- Stored data -

-- begin --

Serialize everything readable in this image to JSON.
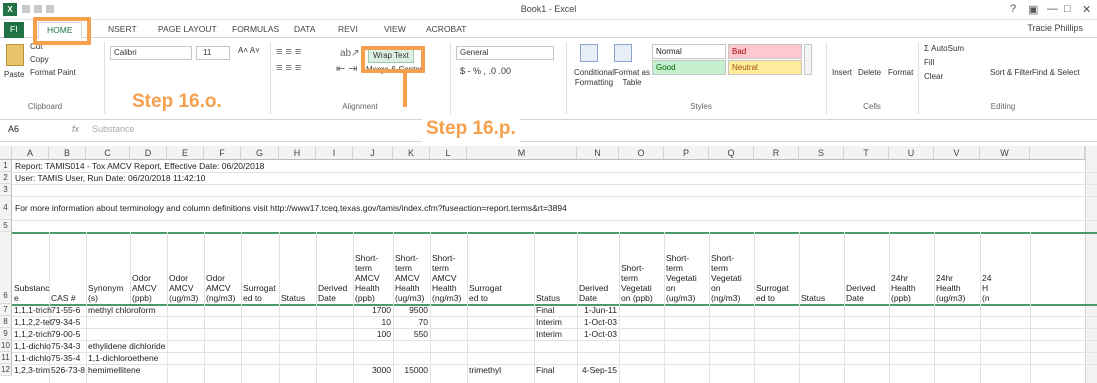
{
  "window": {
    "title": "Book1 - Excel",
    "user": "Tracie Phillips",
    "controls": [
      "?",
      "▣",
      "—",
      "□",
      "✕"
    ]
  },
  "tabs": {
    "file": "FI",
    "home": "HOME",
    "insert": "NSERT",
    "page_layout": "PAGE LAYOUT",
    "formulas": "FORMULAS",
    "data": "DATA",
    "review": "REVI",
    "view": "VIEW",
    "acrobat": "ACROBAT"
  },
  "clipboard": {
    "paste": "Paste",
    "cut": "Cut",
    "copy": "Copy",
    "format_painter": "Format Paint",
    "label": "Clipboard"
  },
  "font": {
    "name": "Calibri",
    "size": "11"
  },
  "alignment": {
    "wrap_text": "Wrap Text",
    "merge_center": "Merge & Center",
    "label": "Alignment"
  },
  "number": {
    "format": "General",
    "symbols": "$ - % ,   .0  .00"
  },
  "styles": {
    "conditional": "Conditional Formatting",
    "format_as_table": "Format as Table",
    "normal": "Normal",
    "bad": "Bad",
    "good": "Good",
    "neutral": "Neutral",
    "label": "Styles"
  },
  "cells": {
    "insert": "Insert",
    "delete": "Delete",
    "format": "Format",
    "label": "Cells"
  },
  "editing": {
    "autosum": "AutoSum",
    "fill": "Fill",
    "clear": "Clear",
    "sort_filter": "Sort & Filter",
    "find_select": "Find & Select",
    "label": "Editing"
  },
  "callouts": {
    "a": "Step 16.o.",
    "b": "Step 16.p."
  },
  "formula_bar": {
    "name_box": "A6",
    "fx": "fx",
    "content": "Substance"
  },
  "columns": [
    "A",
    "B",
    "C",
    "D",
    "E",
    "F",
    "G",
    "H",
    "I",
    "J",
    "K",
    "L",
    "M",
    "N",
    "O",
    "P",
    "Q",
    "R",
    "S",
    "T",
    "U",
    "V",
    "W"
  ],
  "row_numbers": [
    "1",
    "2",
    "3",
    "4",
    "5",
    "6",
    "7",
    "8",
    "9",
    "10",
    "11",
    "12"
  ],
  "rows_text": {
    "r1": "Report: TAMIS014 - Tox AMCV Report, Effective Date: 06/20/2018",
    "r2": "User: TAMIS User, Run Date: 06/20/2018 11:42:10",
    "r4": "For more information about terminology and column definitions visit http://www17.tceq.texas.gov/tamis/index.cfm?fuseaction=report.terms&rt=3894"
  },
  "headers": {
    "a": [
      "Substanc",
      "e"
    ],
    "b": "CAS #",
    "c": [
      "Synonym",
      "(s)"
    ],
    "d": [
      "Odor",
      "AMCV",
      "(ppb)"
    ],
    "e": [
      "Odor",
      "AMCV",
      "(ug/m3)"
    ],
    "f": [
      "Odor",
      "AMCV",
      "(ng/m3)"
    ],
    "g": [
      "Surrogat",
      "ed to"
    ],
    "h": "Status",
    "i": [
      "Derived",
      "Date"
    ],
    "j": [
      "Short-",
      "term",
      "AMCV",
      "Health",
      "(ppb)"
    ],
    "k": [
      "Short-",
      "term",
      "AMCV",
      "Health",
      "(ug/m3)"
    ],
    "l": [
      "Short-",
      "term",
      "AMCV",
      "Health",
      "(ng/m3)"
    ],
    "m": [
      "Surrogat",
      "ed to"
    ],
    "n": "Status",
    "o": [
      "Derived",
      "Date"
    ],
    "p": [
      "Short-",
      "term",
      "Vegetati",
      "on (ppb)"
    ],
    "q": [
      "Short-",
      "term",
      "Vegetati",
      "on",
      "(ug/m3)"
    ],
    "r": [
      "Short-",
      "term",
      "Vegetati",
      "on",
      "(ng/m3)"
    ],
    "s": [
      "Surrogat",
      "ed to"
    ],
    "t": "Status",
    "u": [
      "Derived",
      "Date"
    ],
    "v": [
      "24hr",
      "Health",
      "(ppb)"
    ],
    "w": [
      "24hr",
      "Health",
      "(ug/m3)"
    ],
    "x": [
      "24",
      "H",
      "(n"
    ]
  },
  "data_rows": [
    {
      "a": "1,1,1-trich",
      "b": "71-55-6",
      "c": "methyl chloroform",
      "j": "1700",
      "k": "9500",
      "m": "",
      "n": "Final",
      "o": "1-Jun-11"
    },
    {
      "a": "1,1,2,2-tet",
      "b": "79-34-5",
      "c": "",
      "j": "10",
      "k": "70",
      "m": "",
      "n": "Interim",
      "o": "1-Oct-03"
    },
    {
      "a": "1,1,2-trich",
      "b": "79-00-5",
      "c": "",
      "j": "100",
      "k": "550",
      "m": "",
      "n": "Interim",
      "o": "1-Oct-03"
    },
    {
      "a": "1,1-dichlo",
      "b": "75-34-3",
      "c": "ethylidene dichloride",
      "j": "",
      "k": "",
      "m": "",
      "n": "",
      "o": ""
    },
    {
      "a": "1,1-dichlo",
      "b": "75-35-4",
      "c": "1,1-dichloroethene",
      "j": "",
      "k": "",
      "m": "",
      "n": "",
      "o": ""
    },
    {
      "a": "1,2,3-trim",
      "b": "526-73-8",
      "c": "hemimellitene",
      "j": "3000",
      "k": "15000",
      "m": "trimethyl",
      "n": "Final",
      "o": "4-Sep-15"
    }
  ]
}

-- end --

- TO BE DONE -
Retype the entries word for word. Omit any images.

- ANSWER TO THE PROBLEM -
Serialize everything readable in this image to JSON.
{
  "window": {
    "title": "Book1 - Excel",
    "user": "Tracie Phillips",
    "controls": [
      "?",
      "▣",
      "—",
      "□",
      "✕"
    ]
  },
  "tabs": {
    "file": "FI",
    "home": "HOME",
    "insert": "NSERT",
    "page_layout": "PAGE LAYOUT",
    "formulas": "FORMULAS",
    "data": "DATA",
    "review": "REVI",
    "view": "VIEW",
    "acrobat": "ACROBAT"
  },
  "clipboard": {
    "paste": "Paste",
    "cut": "Cut",
    "copy": "Copy",
    "format_painter": "Format Paint",
    "label": "Clipboard"
  },
  "font": {
    "name": "Calibri",
    "size": "11"
  },
  "alignment": {
    "wrap_text": "Wrap Text",
    "merge_center": "Merge & Center",
    "label": "Alignment"
  },
  "number": {
    "format": "General",
    "symbols": "$ - % ,   .0  .00"
  },
  "styles": {
    "conditional": "Conditional Formatting",
    "format_as_table": "Format as Table",
    "normal": "Normal",
    "bad": "Bad",
    "good": "Good",
    "neutral": "Neutral",
    "label": "Styles"
  },
  "cells": {
    "insert": "Insert",
    "delete": "Delete",
    "format": "Format",
    "label": "Cells"
  },
  "editing": {
    "autosum": "AutoSum",
    "fill": "Fill",
    "clear": "Clear",
    "sort_filter": "Sort & Filter",
    "find_select": "Find & Select",
    "label": "Editing"
  },
  "callouts": {
    "a": "Step 16.o.",
    "b": "Step 16.p."
  },
  "formula_bar": {
    "name_box": "A6",
    "fx": "fx",
    "content": "Substance"
  },
  "columns": [
    "A",
    "B",
    "C",
    "D",
    "E",
    "F",
    "G",
    "H",
    "I",
    "J",
    "K",
    "L",
    "M",
    "N",
    "O",
    "P",
    "Q",
    "R",
    "S",
    "T",
    "U",
    "V",
    "W"
  ],
  "row_numbers": [
    "1",
    "2",
    "3",
    "4",
    "5",
    "6",
    "7",
    "8",
    "9",
    "10",
    "11",
    "12"
  ],
  "rows_text": {
    "r1": "Report: TAMIS014 - Tox AMCV Report, Effective Date: 06/20/2018",
    "r2": "User: TAMIS User, Run Date: 06/20/2018 11:42:10",
    "r4": "For more information about terminology and column definitions visit http://www17.tceq.texas.gov/tamis/index.cfm?fuseaction=report.terms&rt=3894"
  },
  "headers": {
    "a": [
      "Substanc",
      "e"
    ],
    "b": "CAS #",
    "c": [
      "Synonym",
      "(s)"
    ],
    "d": [
      "Odor",
      "AMCV",
      "(ppb)"
    ],
    "e": [
      "Odor",
      "AMCV",
      "(ug/m3)"
    ],
    "f": [
      "Odor",
      "AMCV",
      "(ng/m3)"
    ],
    "g": [
      "Surrogat",
      "ed to"
    ],
    "h": "Status",
    "i": [
      "Derived",
      "Date"
    ],
    "j": [
      "Short-",
      "term",
      "AMCV",
      "Health",
      "(ppb)"
    ],
    "k": [
      "Short-",
      "term",
      "AMCV",
      "Health",
      "(ug/m3)"
    ],
    "l": [
      "Short-",
      "term",
      "AMCV",
      "Health",
      "(ng/m3)"
    ],
    "m": [
      "Surrogat",
      "ed to"
    ],
    "n": "Status",
    "o": [
      "Derived",
      "Date"
    ],
    "p": [
      "Short-",
      "term",
      "Vegetati",
      "on (ppb)"
    ],
    "q": [
      "Short-",
      "term",
      "Vegetati",
      "on",
      "(ug/m3)"
    ],
    "r": [
      "Short-",
      "term",
      "Vegetati",
      "on",
      "(ng/m3)"
    ],
    "s": [
      "Surrogat",
      "ed to"
    ],
    "t": "Status",
    "u": [
      "Derived",
      "Date"
    ],
    "v": [
      "24hr",
      "Health",
      "(ppb)"
    ],
    "w": [
      "24hr",
      "Health",
      "(ug/m3)"
    ],
    "x": [
      "24",
      "H",
      "(n"
    ]
  },
  "data_rows": [
    {
      "a": "1,1,1-trich",
      "b": "71-55-6",
      "c": "methyl chloroform",
      "j": "1700",
      "k": "9500",
      "m": "",
      "n": "Final",
      "o": "1-Jun-11"
    },
    {
      "a": "1,1,2,2-tet",
      "b": "79-34-5",
      "c": "",
      "j": "10",
      "k": "70",
      "m": "",
      "n": "Interim",
      "o": "1-Oct-03"
    },
    {
      "a": "1,1,2-trich",
      "b": "79-00-5",
      "c": "",
      "j": "100",
      "k": "550",
      "m": "",
      "n": "Interim",
      "o": "1-Oct-03"
    },
    {
      "a": "1,1-dichlo",
      "b": "75-34-3",
      "c": "ethylidene dichloride",
      "j": "",
      "k": "",
      "m": "",
      "n": "",
      "o": ""
    },
    {
      "a": "1,1-dichlo",
      "b": "75-35-4",
      "c": "1,1-dichloroethene",
      "j": "",
      "k": "",
      "m": "",
      "n": "",
      "o": ""
    },
    {
      "a": "1,2,3-trim",
      "b": "526-73-8",
      "c": "hemimellitene",
      "j": "3000",
      "k": "15000",
      "m": "trimethyl",
      "n": "Final",
      "o": "4-Sep-15"
    }
  ]
}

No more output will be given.